Given request: Without skipping anything, write out each record below exactly.
Start of Data
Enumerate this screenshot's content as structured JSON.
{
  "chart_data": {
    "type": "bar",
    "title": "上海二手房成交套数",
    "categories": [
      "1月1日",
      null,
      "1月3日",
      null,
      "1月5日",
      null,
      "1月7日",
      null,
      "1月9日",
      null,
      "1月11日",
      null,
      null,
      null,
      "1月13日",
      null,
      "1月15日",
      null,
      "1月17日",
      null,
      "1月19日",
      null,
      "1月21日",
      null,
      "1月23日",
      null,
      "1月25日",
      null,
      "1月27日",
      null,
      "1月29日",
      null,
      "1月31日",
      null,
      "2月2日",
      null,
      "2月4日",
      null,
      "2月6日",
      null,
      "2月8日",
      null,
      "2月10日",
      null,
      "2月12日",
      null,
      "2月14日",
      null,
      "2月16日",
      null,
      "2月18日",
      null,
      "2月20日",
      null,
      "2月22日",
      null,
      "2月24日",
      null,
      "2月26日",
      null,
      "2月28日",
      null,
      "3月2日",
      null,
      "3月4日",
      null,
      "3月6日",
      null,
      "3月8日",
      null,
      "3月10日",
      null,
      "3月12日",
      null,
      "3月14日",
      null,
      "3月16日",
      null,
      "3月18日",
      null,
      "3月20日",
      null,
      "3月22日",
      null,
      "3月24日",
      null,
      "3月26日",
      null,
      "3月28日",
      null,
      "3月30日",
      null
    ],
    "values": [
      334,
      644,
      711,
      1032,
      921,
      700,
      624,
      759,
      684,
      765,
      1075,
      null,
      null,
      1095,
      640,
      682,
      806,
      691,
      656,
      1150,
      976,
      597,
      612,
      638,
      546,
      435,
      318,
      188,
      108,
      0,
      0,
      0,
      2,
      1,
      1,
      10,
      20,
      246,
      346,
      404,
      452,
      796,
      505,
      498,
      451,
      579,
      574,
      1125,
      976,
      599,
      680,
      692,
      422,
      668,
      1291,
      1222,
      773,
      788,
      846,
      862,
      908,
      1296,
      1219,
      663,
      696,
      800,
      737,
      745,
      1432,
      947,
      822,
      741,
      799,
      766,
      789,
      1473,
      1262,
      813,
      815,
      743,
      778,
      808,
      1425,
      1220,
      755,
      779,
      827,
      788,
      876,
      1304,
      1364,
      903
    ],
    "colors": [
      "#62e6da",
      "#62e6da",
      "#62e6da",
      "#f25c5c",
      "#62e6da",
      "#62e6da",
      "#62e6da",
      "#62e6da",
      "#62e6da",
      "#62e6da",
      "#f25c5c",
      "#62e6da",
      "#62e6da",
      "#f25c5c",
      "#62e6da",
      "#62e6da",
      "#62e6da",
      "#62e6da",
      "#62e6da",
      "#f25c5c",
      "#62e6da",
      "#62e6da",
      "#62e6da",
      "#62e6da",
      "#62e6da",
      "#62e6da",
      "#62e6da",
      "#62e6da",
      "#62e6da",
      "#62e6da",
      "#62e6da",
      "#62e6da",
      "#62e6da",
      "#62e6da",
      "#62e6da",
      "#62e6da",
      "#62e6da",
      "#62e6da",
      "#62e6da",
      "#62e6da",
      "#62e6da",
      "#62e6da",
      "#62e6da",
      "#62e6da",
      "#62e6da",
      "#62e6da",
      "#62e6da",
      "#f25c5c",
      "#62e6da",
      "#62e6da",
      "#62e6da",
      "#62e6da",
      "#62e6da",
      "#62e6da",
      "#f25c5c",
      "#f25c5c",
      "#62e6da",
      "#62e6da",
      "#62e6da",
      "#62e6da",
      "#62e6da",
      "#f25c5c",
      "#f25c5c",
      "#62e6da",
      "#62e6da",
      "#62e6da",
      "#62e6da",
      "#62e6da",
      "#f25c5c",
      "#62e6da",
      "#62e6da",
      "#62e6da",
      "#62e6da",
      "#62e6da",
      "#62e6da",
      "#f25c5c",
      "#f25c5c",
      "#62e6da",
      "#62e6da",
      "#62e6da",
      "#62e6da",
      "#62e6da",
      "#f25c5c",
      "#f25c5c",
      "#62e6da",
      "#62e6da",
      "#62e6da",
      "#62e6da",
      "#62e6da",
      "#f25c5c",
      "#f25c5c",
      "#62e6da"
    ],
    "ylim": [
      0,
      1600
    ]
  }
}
End of Data
Written solution:
Enumerate this screenshot's content as structured JSON.
{
  "chart_data": {
    "type": "bar",
    "title": "上海二手房成交套数",
    "categories": [
      "1月1日",
      null,
      "1月3日",
      null,
      "1月5日",
      null,
      "1月7日",
      null,
      "1月9日",
      null,
      "1月11日",
      null,
      null,
      null,
      "1月13日",
      null,
      "1月15日",
      null,
      "1月17日",
      null,
      "1月19日",
      null,
      "1月21日",
      null,
      "1月23日",
      null,
      "1月25日",
      null,
      "1月27日",
      null,
      "1月29日",
      null,
      "1月31日",
      null,
      "2月2日",
      null,
      "2月4日",
      null,
      "2月6日",
      null,
      "2月8日",
      null,
      "2月10日",
      null,
      "2月12日",
      null,
      "2月14日",
      null,
      "2月16日",
      null,
      "2月18日",
      null,
      "2月20日",
      null,
      "2月22日",
      null,
      "2月24日",
      null,
      "2月26日",
      null,
      "2月28日",
      null,
      "3月2日",
      null,
      "3月4日",
      null,
      "3月6日",
      null,
      "3月8日",
      null,
      "3月10日",
      null,
      "3月12日",
      null,
      "3月14日",
      null,
      "3月16日",
      null,
      "3月18日",
      null,
      "3月20日",
      null,
      "3月22日",
      null,
      "3月24日",
      null,
      "3月26日",
      null,
      "3月28日",
      null,
      "3月30日",
      null
    ],
    "values": [
      334,
      644,
      711,
      1032,
      921,
      700,
      624,
      759,
      684,
      765,
      1075,
      null,
      null,
      1095,
      640,
      682,
      806,
      691,
      656,
      1150,
      976,
      597,
      612,
      638,
      546,
      435,
      318,
      188,
      108,
      0,
      0,
      0,
      2,
      1,
      1,
      10,
      20,
      246,
      346,
      404,
      452,
      796,
      505,
      498,
      451,
      579,
      574,
      1125,
      976,
      599,
      680,
      692,
      422,
      668,
      1291,
      1222,
      773,
      788,
      846,
      862,
      908,
      1296,
      1219,
      663,
      696,
      800,
      737,
      745,
      1432,
      947,
      822,
      741,
      799,
      766,
      789,
      1473,
      1262,
      813,
      815,
      743,
      778,
      808,
      1425,
      1220,
      755,
      779,
      827,
      788,
      876,
      1304,
      1364,
      903
    ],
    "colors": [
      "#62e6da",
      "#62e6da",
      "#62e6da",
      "#f25c5c",
      "#62e6da",
      "#62e6da",
      "#62e6da",
      "#62e6da",
      "#62e6da",
      "#62e6da",
      "#f25c5c",
      "#62e6da",
      "#62e6da",
      "#f25c5c",
      "#62e6da",
      "#62e6da",
      "#62e6da",
      "#62e6da",
      "#62e6da",
      "#f25c5c",
      "#62e6da",
      "#62e6da",
      "#62e6da",
      "#62e6da",
      "#62e6da",
      "#62e6da",
      "#62e6da",
      "#62e6da",
      "#62e6da",
      "#62e6da",
      "#62e6da",
      "#62e6da",
      "#62e6da",
      "#62e6da",
      "#62e6da",
      "#62e6da",
      "#62e6da",
      "#62e6da",
      "#62e6da",
      "#62e6da",
      "#62e6da",
      "#62e6da",
      "#62e6da",
      "#62e6da",
      "#62e6da",
      "#62e6da",
      "#62e6da",
      "#f25c5c",
      "#62e6da",
      "#62e6da",
      "#62e6da",
      "#62e6da",
      "#62e6da",
      "#62e6da",
      "#f25c5c",
      "#f25c5c",
      "#62e6da",
      "#62e6da",
      "#62e6da",
      "#62e6da",
      "#62e6da",
      "#f25c5c",
      "#f25c5c",
      "#62e6da",
      "#62e6da",
      "#62e6da",
      "#62e6da",
      "#62e6da",
      "#f25c5c",
      "#62e6da",
      "#62e6da",
      "#62e6da",
      "#62e6da",
      "#62e6da",
      "#62e6da",
      "#f25c5c",
      "#f25c5c",
      "#62e6da",
      "#62e6da",
      "#62e6da",
      "#62e6da",
      "#62e6da",
      "#f25c5c",
      "#f25c5c",
      "#62e6da",
      "#62e6da",
      "#62e6da",
      "#62e6da",
      "#62e6da",
      "#f25c5c",
      "#f25c5c",
      "#62e6da"
    ],
    "ylim": [
      0,
      1600
    ]
  }
}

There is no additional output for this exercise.